_INFORMATION GIVEN_:
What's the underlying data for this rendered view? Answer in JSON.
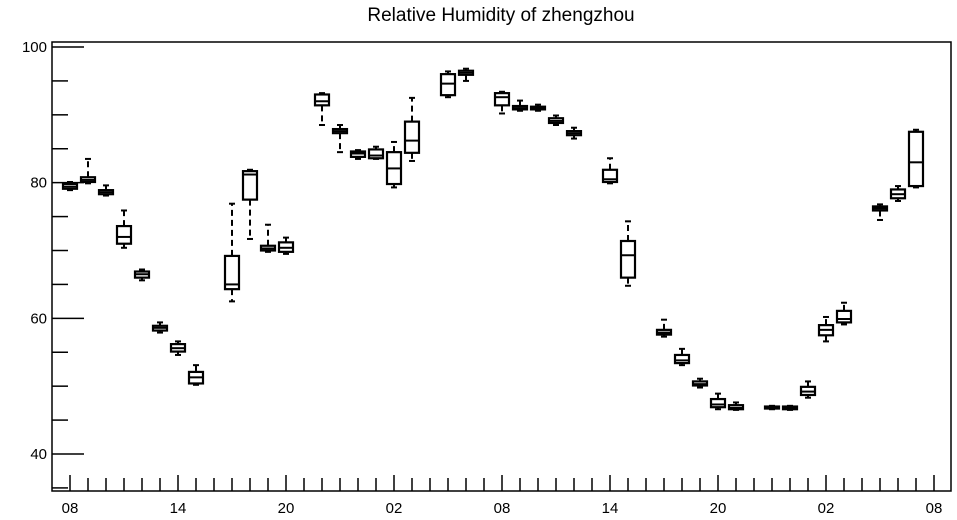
{
  "chart_data": {
    "type": "box",
    "title": "Relative Humidity of zhengzhou",
    "xlabel": "",
    "ylabel": "",
    "ylim": [
      35,
      102
    ],
    "y_ticks": [
      40,
      60,
      80,
      100
    ],
    "x_tick_labels": [
      "08",
      "14",
      "20",
      "02",
      "08",
      "14",
      "20",
      "02",
      "08"
    ],
    "x_tick_indices": [
      0,
      6,
      12,
      18,
      24,
      30,
      36,
      42,
      48
    ],
    "grid": false,
    "categories_count": 49,
    "boxes": [
      {
        "whisker_low": 78.9,
        "q1": 79.1,
        "median": 79.4,
        "q3": 79.8,
        "whisker_high": 80.1
      },
      {
        "whisker_low": 79.9,
        "q1": 80.1,
        "median": 80.4,
        "q3": 80.8,
        "whisker_high": 83.5
      },
      {
        "whisker_low": 78.1,
        "q1": 78.3,
        "median": 78.6,
        "q3": 78.9,
        "whisker_high": 79.6
      },
      {
        "whisker_low": 70.4,
        "q1": 71.0,
        "median": 72.0,
        "q3": 73.6,
        "whisker_high": 75.9
      },
      {
        "whisker_low": 65.6,
        "q1": 66.0,
        "median": 66.5,
        "q3": 66.9,
        "whisker_high": 67.2
      },
      {
        "whisker_low": 57.9,
        "q1": 58.2,
        "median": 58.6,
        "q3": 58.9,
        "whisker_high": 59.4
      },
      {
        "whisker_low": 54.6,
        "q1": 55.1,
        "median": 55.6,
        "q3": 56.2,
        "whisker_high": 56.6
      },
      {
        "whisker_low": 50.2,
        "q1": 50.4,
        "median": 51.3,
        "q3": 52.1,
        "whisker_high": 53.1
      },
      {
        "whisker_low": null,
        "q1": null,
        "median": null,
        "q3": null,
        "whisker_high": null
      },
      {
        "whisker_low": 62.5,
        "q1": 64.3,
        "median": 65.0,
        "q3": 69.2,
        "whisker_high": 76.9
      },
      {
        "whisker_low": 71.7,
        "q1": 77.5,
        "median": 81.2,
        "q3": 81.7,
        "whisker_high": 81.9
      },
      {
        "whisker_low": 69.8,
        "q1": 70.0,
        "median": 70.3,
        "q3": 70.7,
        "whisker_high": 73.8
      },
      {
        "whisker_low": 69.5,
        "q1": 69.8,
        "median": 70.4,
        "q3": 71.2,
        "whisker_high": 71.9
      },
      {
        "whisker_low": null,
        "q1": null,
        "median": null,
        "q3": null,
        "whisker_high": null
      },
      {
        "whisker_low": 88.5,
        "q1": 91.4,
        "median": 92.0,
        "q3": 93.0,
        "whisker_high": 93.2
      },
      {
        "whisker_low": 84.5,
        "q1": 87.3,
        "median": 87.6,
        "q3": 87.9,
        "whisker_high": 88.5
      },
      {
        "whisker_low": 83.5,
        "q1": 83.8,
        "median": 84.3,
        "q3": 84.6,
        "whisker_high": 84.8
      },
      {
        "whisker_low": 83.5,
        "q1": 83.6,
        "median": 84.0,
        "q3": 84.9,
        "whisker_high": 85.3
      },
      {
        "whisker_low": 79.3,
        "q1": 79.8,
        "median": 82.1,
        "q3": 84.5,
        "whisker_high": 86.0
      },
      {
        "whisker_low": 83.2,
        "q1": 84.4,
        "median": 86.2,
        "q3": 89.0,
        "whisker_high": 92.5
      },
      {
        "whisker_low": null,
        "q1": null,
        "median": null,
        "q3": null,
        "whisker_high": null
      },
      {
        "whisker_low": 92.6,
        "q1": 92.9,
        "median": 94.6,
        "q3": 96.0,
        "whisker_high": 96.4
      },
      {
        "whisker_low": 95.0,
        "q1": 95.9,
        "median": 96.2,
        "q3": 96.5,
        "whisker_high": 96.8
      },
      {
        "whisker_low": null,
        "q1": null,
        "median": null,
        "q3": null,
        "whisker_high": null
      },
      {
        "whisker_low": 90.2,
        "q1": 91.4,
        "median": 92.6,
        "q3": 93.2,
        "whisker_high": 93.4
      },
      {
        "whisker_low": 90.6,
        "q1": 90.8,
        "median": 91.0,
        "q3": 91.3,
        "whisker_high": 92.1
      },
      {
        "whisker_low": 90.6,
        "q1": 90.8,
        "median": 91.0,
        "q3": 91.2,
        "whisker_high": 91.5
      },
      {
        "whisker_low": 88.5,
        "q1": 88.8,
        "median": 89.1,
        "q3": 89.5,
        "whisker_high": 89.9
      },
      {
        "whisker_low": 86.5,
        "q1": 87.0,
        "median": 87.3,
        "q3": 87.6,
        "whisker_high": 88.1
      },
      {
        "whisker_low": null,
        "q1": null,
        "median": null,
        "q3": null,
        "whisker_high": null
      },
      {
        "whisker_low": 79.9,
        "q1": 80.1,
        "median": 80.5,
        "q3": 81.9,
        "whisker_high": 83.6
      },
      {
        "whisker_low": 64.8,
        "q1": 66.0,
        "median": 69.3,
        "q3": 71.4,
        "whisker_high": 74.3
      },
      {
        "whisker_low": null,
        "q1": null,
        "median": null,
        "q3": null,
        "whisker_high": null
      },
      {
        "whisker_low": 57.3,
        "q1": 57.6,
        "median": 57.9,
        "q3": 58.3,
        "whisker_high": 59.8
      },
      {
        "whisker_low": 53.1,
        "q1": 53.4,
        "median": 53.8,
        "q3": 54.6,
        "whisker_high": 55.5
      },
      {
        "whisker_low": 49.8,
        "q1": 50.1,
        "median": 50.3,
        "q3": 50.7,
        "whisker_high": 51.1
      },
      {
        "whisker_low": 46.6,
        "q1": 46.9,
        "median": 47.3,
        "q3": 48.1,
        "whisker_high": 48.9
      },
      {
        "whisker_low": 46.5,
        "q1": 46.6,
        "median": 46.8,
        "q3": 47.2,
        "whisker_high": 47.6
      },
      {
        "whisker_low": null,
        "q1": null,
        "median": null,
        "q3": null,
        "whisker_high": null
      },
      {
        "whisker_low": 46.6,
        "q1": 46.7,
        "median": 46.9,
        "q3": 47.0,
        "whisker_high": 47.1
      },
      {
        "whisker_low": 46.5,
        "q1": 46.6,
        "median": 46.8,
        "q3": 47.0,
        "whisker_high": 47.1
      },
      {
        "whisker_low": 48.3,
        "q1": 48.7,
        "median": 49.2,
        "q3": 49.9,
        "whisker_high": 50.7
      },
      {
        "whisker_low": 56.6,
        "q1": 57.5,
        "median": 58.3,
        "q3": 59.0,
        "whisker_high": 60.2
      },
      {
        "whisker_low": 59.1,
        "q1": 59.4,
        "median": 59.9,
        "q3": 61.1,
        "whisker_high": 62.3
      },
      {
        "whisker_low": null,
        "q1": null,
        "median": null,
        "q3": null,
        "whisker_high": null
      },
      {
        "whisker_low": 74.5,
        "q1": 75.9,
        "median": 76.2,
        "q3": 76.5,
        "whisker_high": 76.8
      },
      {
        "whisker_low": 77.3,
        "q1": 77.7,
        "median": 78.3,
        "q3": 79.0,
        "whisker_high": 79.5
      },
      {
        "whisker_low": 79.3,
        "q1": 79.5,
        "median": 83.0,
        "q3": 87.5,
        "whisker_high": 87.8
      },
      {
        "whisker_low": null,
        "q1": null,
        "median": null,
        "q3": null,
        "whisker_high": null
      }
    ]
  }
}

_WHAT YOU WILL DO_: Skipping the pictures, transcribe each line above exactly as it appears.

_WRITTEN SOLUTION_:
What's the underlying data for this rendered view? Answer in JSON.
{
  "chart_data": {
    "type": "box",
    "title": "Relative Humidity of zhengzhou",
    "xlabel": "",
    "ylabel": "",
    "ylim": [
      35,
      102
    ],
    "y_ticks": [
      40,
      60,
      80,
      100
    ],
    "x_tick_labels": [
      "08",
      "14",
      "20",
      "02",
      "08",
      "14",
      "20",
      "02",
      "08"
    ],
    "x_tick_indices": [
      0,
      6,
      12,
      18,
      24,
      30,
      36,
      42,
      48
    ],
    "grid": false,
    "categories_count": 49,
    "boxes": [
      {
        "whisker_low": 78.9,
        "q1": 79.1,
        "median": 79.4,
        "q3": 79.8,
        "whisker_high": 80.1
      },
      {
        "whisker_low": 79.9,
        "q1": 80.1,
        "median": 80.4,
        "q3": 80.8,
        "whisker_high": 83.5
      },
      {
        "whisker_low": 78.1,
        "q1": 78.3,
        "median": 78.6,
        "q3": 78.9,
        "whisker_high": 79.6
      },
      {
        "whisker_low": 70.4,
        "q1": 71.0,
        "median": 72.0,
        "q3": 73.6,
        "whisker_high": 75.9
      },
      {
        "whisker_low": 65.6,
        "q1": 66.0,
        "median": 66.5,
        "q3": 66.9,
        "whisker_high": 67.2
      },
      {
        "whisker_low": 57.9,
        "q1": 58.2,
        "median": 58.6,
        "q3": 58.9,
        "whisker_high": 59.4
      },
      {
        "whisker_low": 54.6,
        "q1": 55.1,
        "median": 55.6,
        "q3": 56.2,
        "whisker_high": 56.6
      },
      {
        "whisker_low": 50.2,
        "q1": 50.4,
        "median": 51.3,
        "q3": 52.1,
        "whisker_high": 53.1
      },
      {
        "whisker_low": null,
        "q1": null,
        "median": null,
        "q3": null,
        "whisker_high": null
      },
      {
        "whisker_low": 62.5,
        "q1": 64.3,
        "median": 65.0,
        "q3": 69.2,
        "whisker_high": 76.9
      },
      {
        "whisker_low": 71.7,
        "q1": 77.5,
        "median": 81.2,
        "q3": 81.7,
        "whisker_high": 81.9
      },
      {
        "whisker_low": 69.8,
        "q1": 70.0,
        "median": 70.3,
        "q3": 70.7,
        "whisker_high": 73.8
      },
      {
        "whisker_low": 69.5,
        "q1": 69.8,
        "median": 70.4,
        "q3": 71.2,
        "whisker_high": 71.9
      },
      {
        "whisker_low": null,
        "q1": null,
        "median": null,
        "q3": null,
        "whisker_high": null
      },
      {
        "whisker_low": 88.5,
        "q1": 91.4,
        "median": 92.0,
        "q3": 93.0,
        "whisker_high": 93.2
      },
      {
        "whisker_low": 84.5,
        "q1": 87.3,
        "median": 87.6,
        "q3": 87.9,
        "whisker_high": 88.5
      },
      {
        "whisker_low": 83.5,
        "q1": 83.8,
        "median": 84.3,
        "q3": 84.6,
        "whisker_high": 84.8
      },
      {
        "whisker_low": 83.5,
        "q1": 83.6,
        "median": 84.0,
        "q3": 84.9,
        "whisker_high": 85.3
      },
      {
        "whisker_low": 79.3,
        "q1": 79.8,
        "median": 82.1,
        "q3": 84.5,
        "whisker_high": 86.0
      },
      {
        "whisker_low": 83.2,
        "q1": 84.4,
        "median": 86.2,
        "q3": 89.0,
        "whisker_high": 92.5
      },
      {
        "whisker_low": null,
        "q1": null,
        "median": null,
        "q3": null,
        "whisker_high": null
      },
      {
        "whisker_low": 92.6,
        "q1": 92.9,
        "median": 94.6,
        "q3": 96.0,
        "whisker_high": 96.4
      },
      {
        "whisker_low": 95.0,
        "q1": 95.9,
        "median": 96.2,
        "q3": 96.5,
        "whisker_high": 96.8
      },
      {
        "whisker_low": null,
        "q1": null,
        "median": null,
        "q3": null,
        "whisker_high": null
      },
      {
        "whisker_low": 90.2,
        "q1": 91.4,
        "median": 92.6,
        "q3": 93.2,
        "whisker_high": 93.4
      },
      {
        "whisker_low": 90.6,
        "q1": 90.8,
        "median": 91.0,
        "q3": 91.3,
        "whisker_high": 92.1
      },
      {
        "whisker_low": 90.6,
        "q1": 90.8,
        "median": 91.0,
        "q3": 91.2,
        "whisker_high": 91.5
      },
      {
        "whisker_low": 88.5,
        "q1": 88.8,
        "median": 89.1,
        "q3": 89.5,
        "whisker_high": 89.9
      },
      {
        "whisker_low": 86.5,
        "q1": 87.0,
        "median": 87.3,
        "q3": 87.6,
        "whisker_high": 88.1
      },
      {
        "whisker_low": null,
        "q1": null,
        "median": null,
        "q3": null,
        "whisker_high": null
      },
      {
        "whisker_low": 79.9,
        "q1": 80.1,
        "median": 80.5,
        "q3": 81.9,
        "whisker_high": 83.6
      },
      {
        "whisker_low": 64.8,
        "q1": 66.0,
        "median": 69.3,
        "q3": 71.4,
        "whisker_high": 74.3
      },
      {
        "whisker_low": null,
        "q1": null,
        "median": null,
        "q3": null,
        "whisker_high": null
      },
      {
        "whisker_low": 57.3,
        "q1": 57.6,
        "median": 57.9,
        "q3": 58.3,
        "whisker_high": 59.8
      },
      {
        "whisker_low": 53.1,
        "q1": 53.4,
        "median": 53.8,
        "q3": 54.6,
        "whisker_high": 55.5
      },
      {
        "whisker_low": 49.8,
        "q1": 50.1,
        "median": 50.3,
        "q3": 50.7,
        "whisker_high": 51.1
      },
      {
        "whisker_low": 46.6,
        "q1": 46.9,
        "median": 47.3,
        "q3": 48.1,
        "whisker_high": 48.9
      },
      {
        "whisker_low": 46.5,
        "q1": 46.6,
        "median": 46.8,
        "q3": 47.2,
        "whisker_high": 47.6
      },
      {
        "whisker_low": null,
        "q1": null,
        "median": null,
        "q3": null,
        "whisker_high": null
      },
      {
        "whisker_low": 46.6,
        "q1": 46.7,
        "median": 46.9,
        "q3": 47.0,
        "whisker_high": 47.1
      },
      {
        "whisker_low": 46.5,
        "q1": 46.6,
        "median": 46.8,
        "q3": 47.0,
        "whisker_high": 47.1
      },
      {
        "whisker_low": 48.3,
        "q1": 48.7,
        "median": 49.2,
        "q3": 49.9,
        "whisker_high": 50.7
      },
      {
        "whisker_low": 56.6,
        "q1": 57.5,
        "median": 58.3,
        "q3": 59.0,
        "whisker_high": 60.2
      },
      {
        "whisker_low": 59.1,
        "q1": 59.4,
        "median": 59.9,
        "q3": 61.1,
        "whisker_high": 62.3
      },
      {
        "whisker_low": null,
        "q1": null,
        "median": null,
        "q3": null,
        "whisker_high": null
      },
      {
        "whisker_low": 74.5,
        "q1": 75.9,
        "median": 76.2,
        "q3": 76.5,
        "whisker_high": 76.8
      },
      {
        "whisker_low": 77.3,
        "q1": 77.7,
        "median": 78.3,
        "q3": 79.0,
        "whisker_high": 79.5
      },
      {
        "whisker_low": 79.3,
        "q1": 79.5,
        "median": 83.0,
        "q3": 87.5,
        "whisker_high": 87.8
      },
      {
        "whisker_low": null,
        "q1": null,
        "median": null,
        "q3": null,
        "whisker_high": null
      }
    ]
  }
}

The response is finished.